*TASK INPUTS:*
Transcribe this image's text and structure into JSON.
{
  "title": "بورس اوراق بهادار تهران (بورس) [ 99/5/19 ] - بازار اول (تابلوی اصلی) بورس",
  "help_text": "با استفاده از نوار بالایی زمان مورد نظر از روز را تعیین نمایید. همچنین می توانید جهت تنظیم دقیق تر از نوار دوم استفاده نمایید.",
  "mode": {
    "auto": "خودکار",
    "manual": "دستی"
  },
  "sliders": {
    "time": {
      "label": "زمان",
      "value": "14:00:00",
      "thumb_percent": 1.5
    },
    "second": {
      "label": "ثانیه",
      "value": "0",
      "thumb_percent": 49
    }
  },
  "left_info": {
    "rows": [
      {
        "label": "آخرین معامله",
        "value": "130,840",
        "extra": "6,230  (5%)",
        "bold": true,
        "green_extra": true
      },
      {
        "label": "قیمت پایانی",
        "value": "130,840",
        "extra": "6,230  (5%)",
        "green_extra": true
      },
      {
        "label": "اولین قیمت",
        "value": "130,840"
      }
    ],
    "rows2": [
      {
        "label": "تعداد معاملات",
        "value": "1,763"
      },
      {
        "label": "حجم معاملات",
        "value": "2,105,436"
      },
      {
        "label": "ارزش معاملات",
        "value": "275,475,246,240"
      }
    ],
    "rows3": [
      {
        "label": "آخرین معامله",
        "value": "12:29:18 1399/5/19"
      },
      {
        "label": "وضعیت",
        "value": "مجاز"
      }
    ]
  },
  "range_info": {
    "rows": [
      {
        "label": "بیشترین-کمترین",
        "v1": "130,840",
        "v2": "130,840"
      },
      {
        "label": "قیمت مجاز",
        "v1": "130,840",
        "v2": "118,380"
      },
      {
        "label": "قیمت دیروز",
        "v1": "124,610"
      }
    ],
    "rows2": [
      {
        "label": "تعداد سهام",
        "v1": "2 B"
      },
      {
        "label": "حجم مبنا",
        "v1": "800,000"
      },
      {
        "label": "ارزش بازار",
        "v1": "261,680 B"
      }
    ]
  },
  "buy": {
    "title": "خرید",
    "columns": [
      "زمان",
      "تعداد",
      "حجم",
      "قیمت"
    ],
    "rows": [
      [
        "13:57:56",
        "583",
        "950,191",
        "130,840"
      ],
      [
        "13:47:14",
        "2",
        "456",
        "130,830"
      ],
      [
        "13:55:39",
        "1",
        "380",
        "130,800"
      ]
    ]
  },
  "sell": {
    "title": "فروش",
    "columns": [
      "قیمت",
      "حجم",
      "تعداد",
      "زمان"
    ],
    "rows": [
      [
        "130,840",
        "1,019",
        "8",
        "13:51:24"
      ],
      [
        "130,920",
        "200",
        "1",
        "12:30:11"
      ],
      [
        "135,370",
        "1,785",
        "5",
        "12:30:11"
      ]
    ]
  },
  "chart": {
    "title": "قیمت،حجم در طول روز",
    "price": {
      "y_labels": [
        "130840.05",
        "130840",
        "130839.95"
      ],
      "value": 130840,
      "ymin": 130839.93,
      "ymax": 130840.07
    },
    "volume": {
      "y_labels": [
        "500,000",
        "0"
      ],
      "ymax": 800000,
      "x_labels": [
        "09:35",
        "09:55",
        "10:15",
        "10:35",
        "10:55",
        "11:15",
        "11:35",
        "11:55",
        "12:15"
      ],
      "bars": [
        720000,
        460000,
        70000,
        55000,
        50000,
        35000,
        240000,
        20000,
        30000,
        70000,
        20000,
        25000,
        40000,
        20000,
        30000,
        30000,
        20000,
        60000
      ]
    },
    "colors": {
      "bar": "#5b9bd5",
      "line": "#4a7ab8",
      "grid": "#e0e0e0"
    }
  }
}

==

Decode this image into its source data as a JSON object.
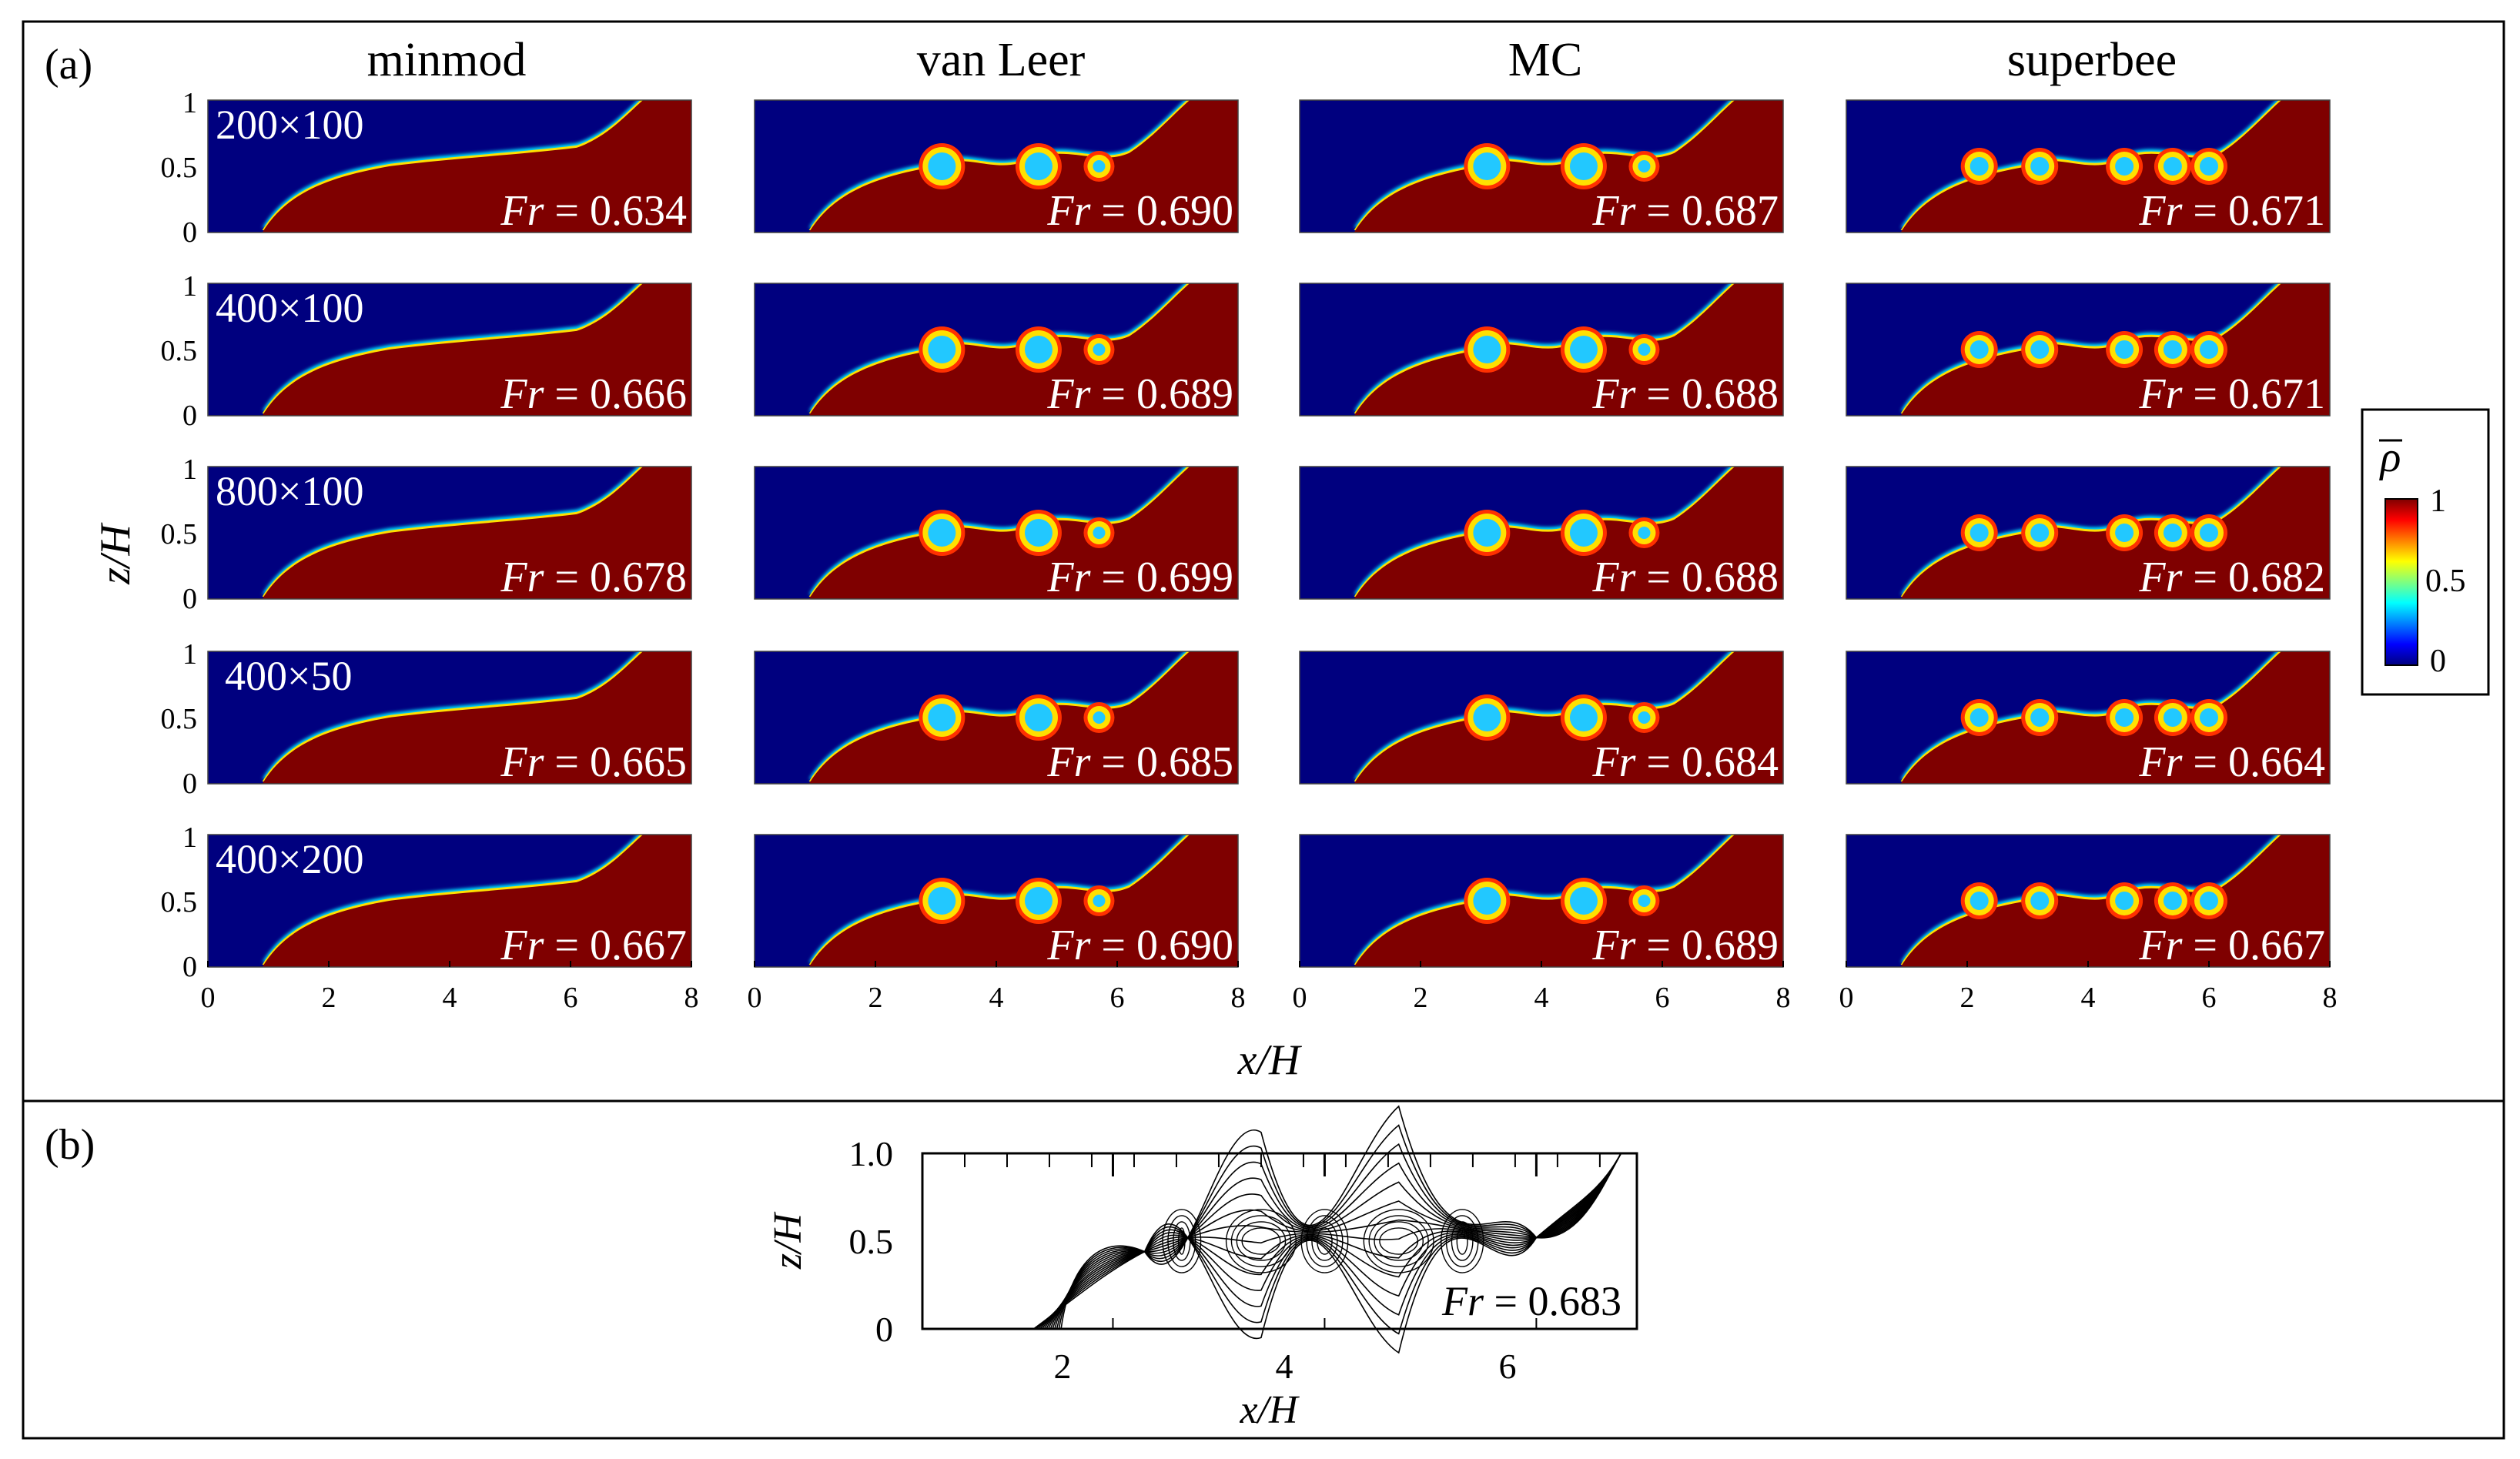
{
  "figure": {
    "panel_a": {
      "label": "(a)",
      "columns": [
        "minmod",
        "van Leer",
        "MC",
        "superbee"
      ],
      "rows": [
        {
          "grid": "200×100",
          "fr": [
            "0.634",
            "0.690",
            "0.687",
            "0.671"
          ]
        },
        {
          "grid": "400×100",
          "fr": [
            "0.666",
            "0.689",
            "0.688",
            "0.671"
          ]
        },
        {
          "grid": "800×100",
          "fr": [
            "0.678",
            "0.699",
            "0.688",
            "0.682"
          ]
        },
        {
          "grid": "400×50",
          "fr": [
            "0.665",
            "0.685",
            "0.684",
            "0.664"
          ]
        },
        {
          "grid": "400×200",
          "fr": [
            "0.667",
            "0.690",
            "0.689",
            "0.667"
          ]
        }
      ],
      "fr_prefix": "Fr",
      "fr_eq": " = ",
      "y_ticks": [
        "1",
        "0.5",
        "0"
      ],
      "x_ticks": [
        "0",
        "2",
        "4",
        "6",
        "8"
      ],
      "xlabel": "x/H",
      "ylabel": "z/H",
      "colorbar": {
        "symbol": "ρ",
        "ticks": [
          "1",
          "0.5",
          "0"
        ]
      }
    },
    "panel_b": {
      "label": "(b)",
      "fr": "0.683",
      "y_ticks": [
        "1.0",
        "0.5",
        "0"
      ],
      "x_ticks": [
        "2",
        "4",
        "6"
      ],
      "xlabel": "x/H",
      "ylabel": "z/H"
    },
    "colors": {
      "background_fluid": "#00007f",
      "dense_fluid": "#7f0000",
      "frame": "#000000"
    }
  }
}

*AIM OF THE EXERCISE:*
All lines above with "grid" in them should be returned.

*FINAL ANSWER:*
      "grid": "#e0e0e0"
          "grid": "200×100",
          "grid": "400×100",
          "grid": "800×100",
          "grid": "400×50",
          "grid": "400×200",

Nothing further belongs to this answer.